Source data
[Begin]

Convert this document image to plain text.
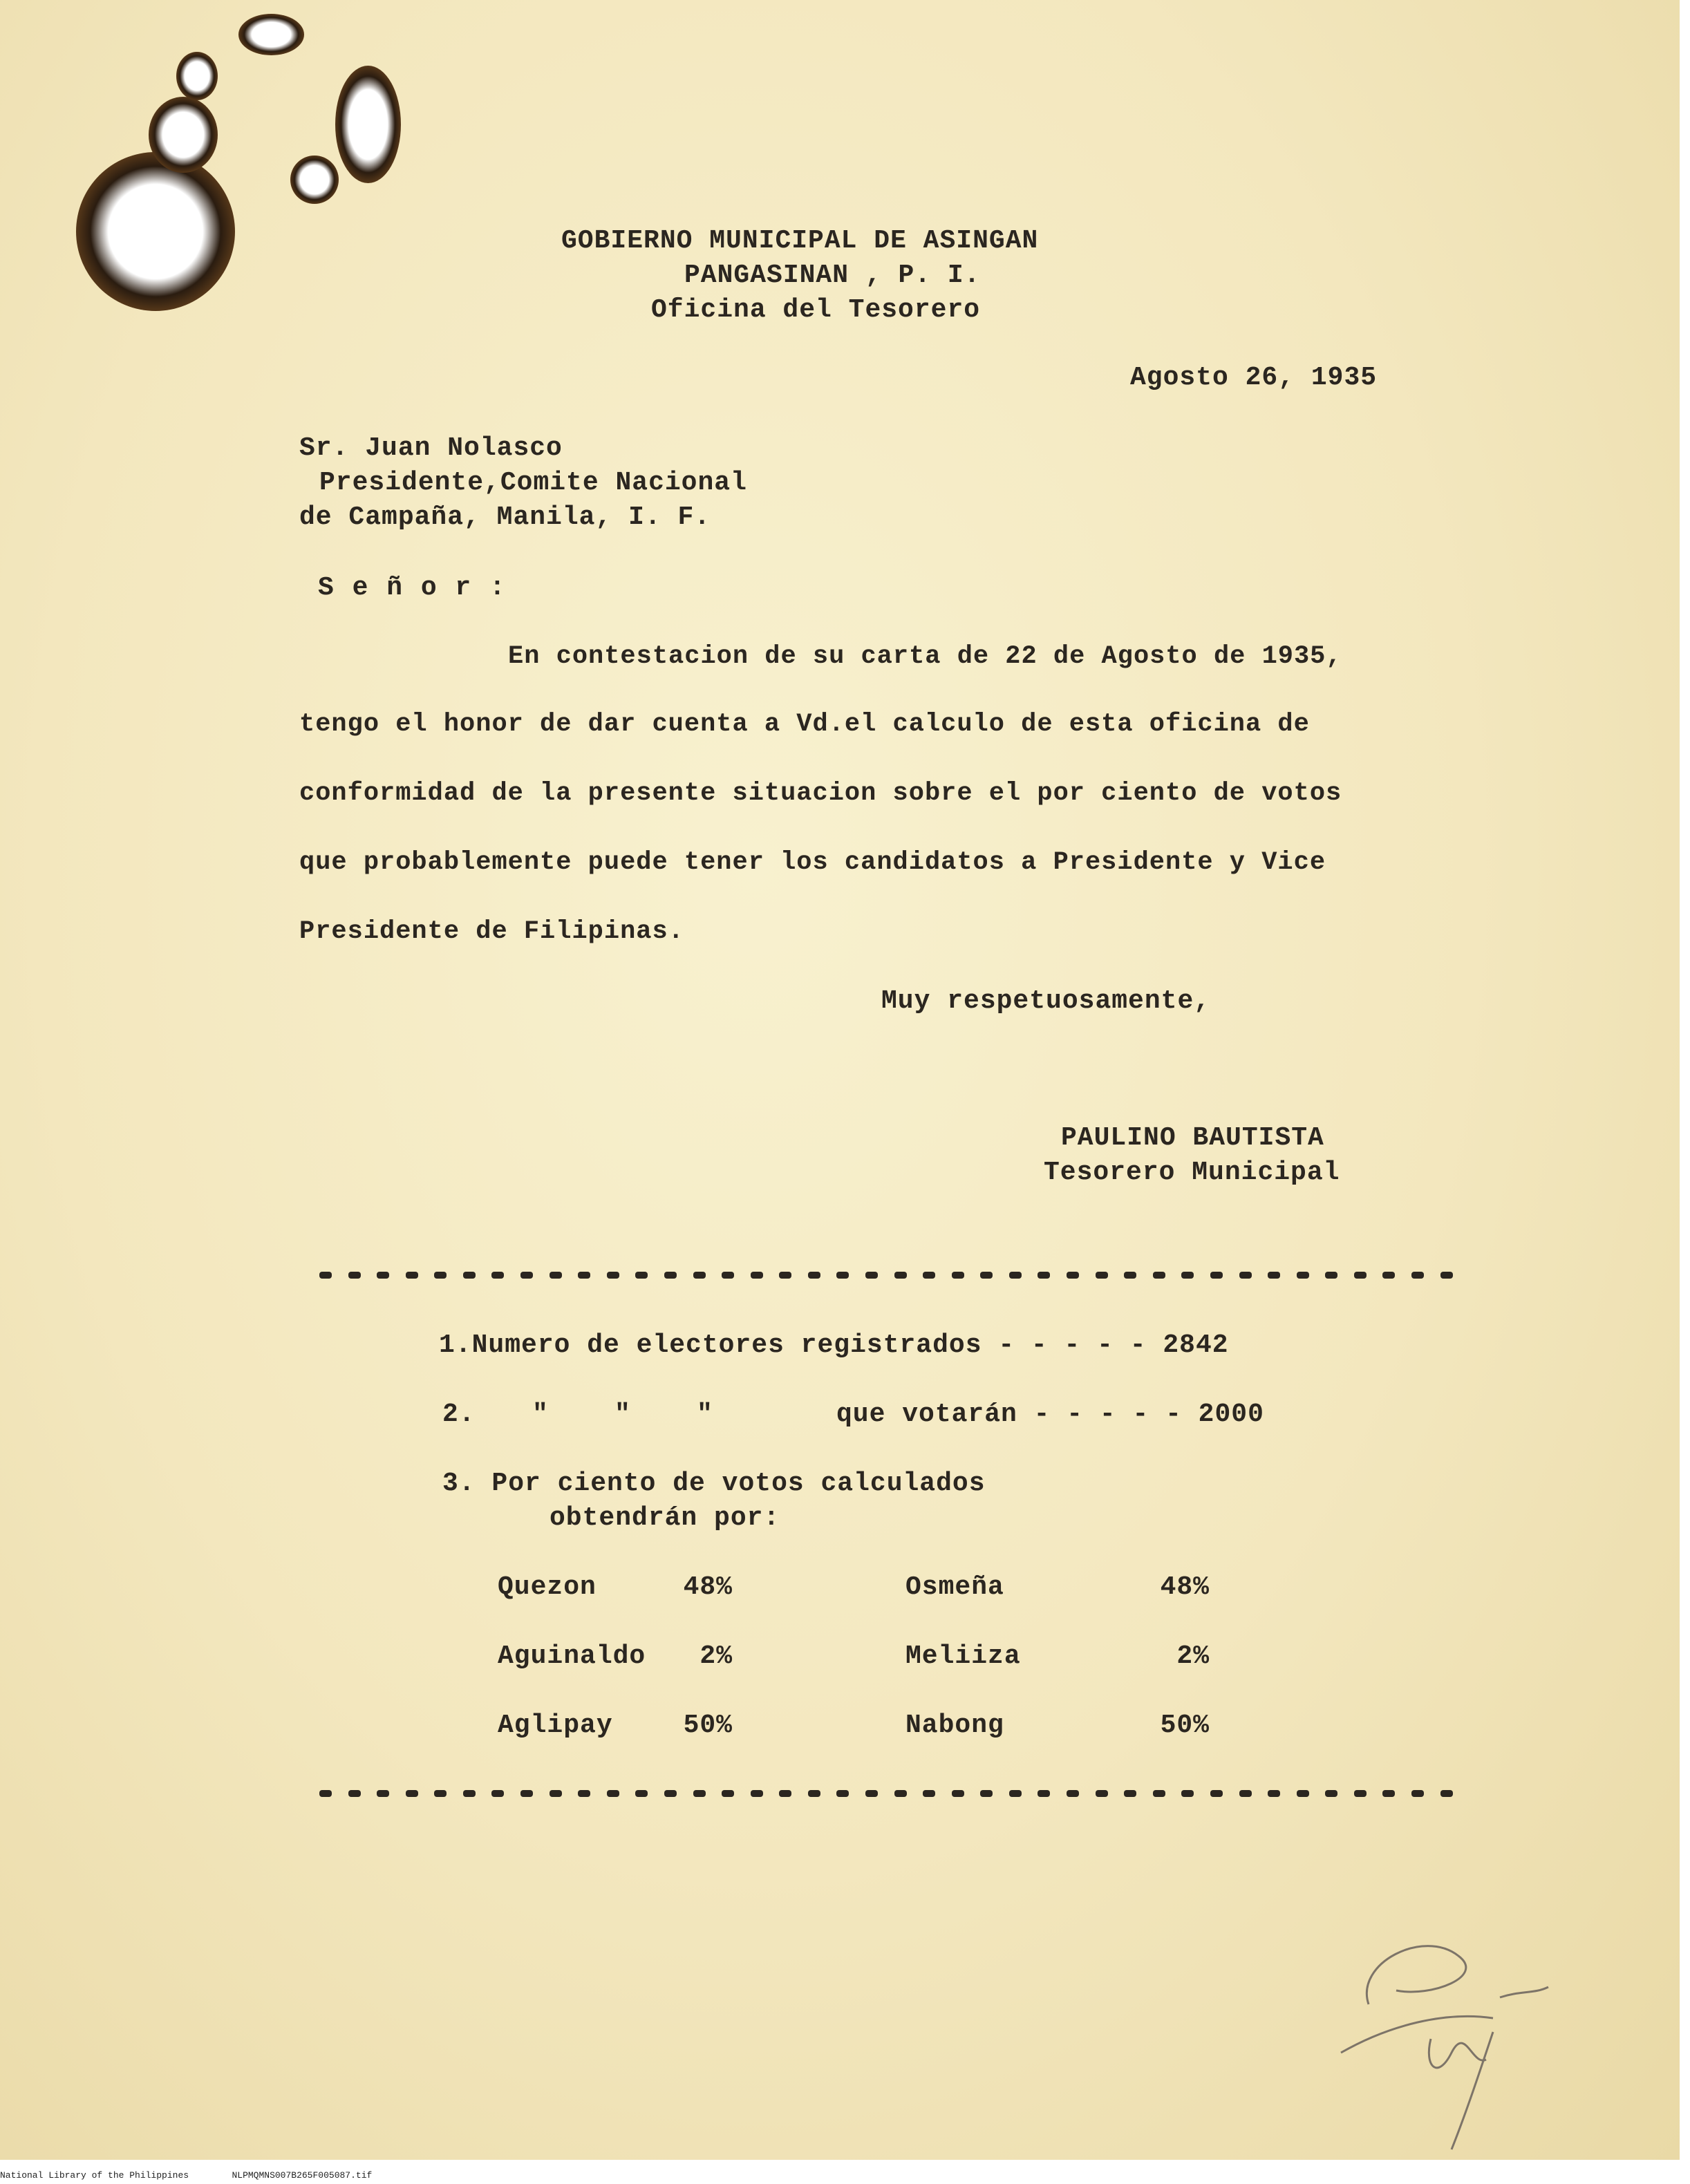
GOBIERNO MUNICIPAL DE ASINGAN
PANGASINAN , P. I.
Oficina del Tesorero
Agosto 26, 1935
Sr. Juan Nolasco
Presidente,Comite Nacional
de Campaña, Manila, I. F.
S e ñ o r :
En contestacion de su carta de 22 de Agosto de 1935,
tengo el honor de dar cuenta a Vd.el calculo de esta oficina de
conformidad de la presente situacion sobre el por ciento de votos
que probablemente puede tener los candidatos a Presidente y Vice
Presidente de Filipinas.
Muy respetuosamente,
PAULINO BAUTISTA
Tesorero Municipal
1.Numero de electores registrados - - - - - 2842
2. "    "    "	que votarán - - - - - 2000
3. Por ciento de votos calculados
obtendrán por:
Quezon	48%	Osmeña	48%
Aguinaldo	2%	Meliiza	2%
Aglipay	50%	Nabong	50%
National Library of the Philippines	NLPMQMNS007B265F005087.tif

[End]

_What is being asked_:
Reproduce every line of the material precisely, omitting its pictures.

_Result of the exercise_:
Convert this document image to plain text.
GOBIERNO MUNICIPAL DE ASINGAN
PANGASINAN , P. I.
Oficina del Tesorero
Agosto 26, 1935
Sr. Juan Nolasco
Presidente,Comite Nacional
de Campaña, Manila, I. F.
S e ñ o r :
En contestacion de su carta de 22 de Agosto de 1935,
tengo el honor de dar cuenta a Vd.el calculo de esta oficina de
conformidad de la presente situacion sobre el por ciento de votos
que probablemente puede tener los candidatos a Presidente y Vice
Presidente de Filipinas.
Muy respetuosamente,
PAULINO BAUTISTA
Tesorero Municipal
1.Numero de electores registrados - - - - - 2842
2. "    "    "	que votarán - - - - - 2000
3. Por ciento de votos calculados
obtendrán por:
Quezon	48%	Osmeña	48%
Aguinaldo	2%	Meliiza	2%
Aglipay	50%	Nabong	50%
National Library of the Philippines	NLPMQMNS007B265F005087.tif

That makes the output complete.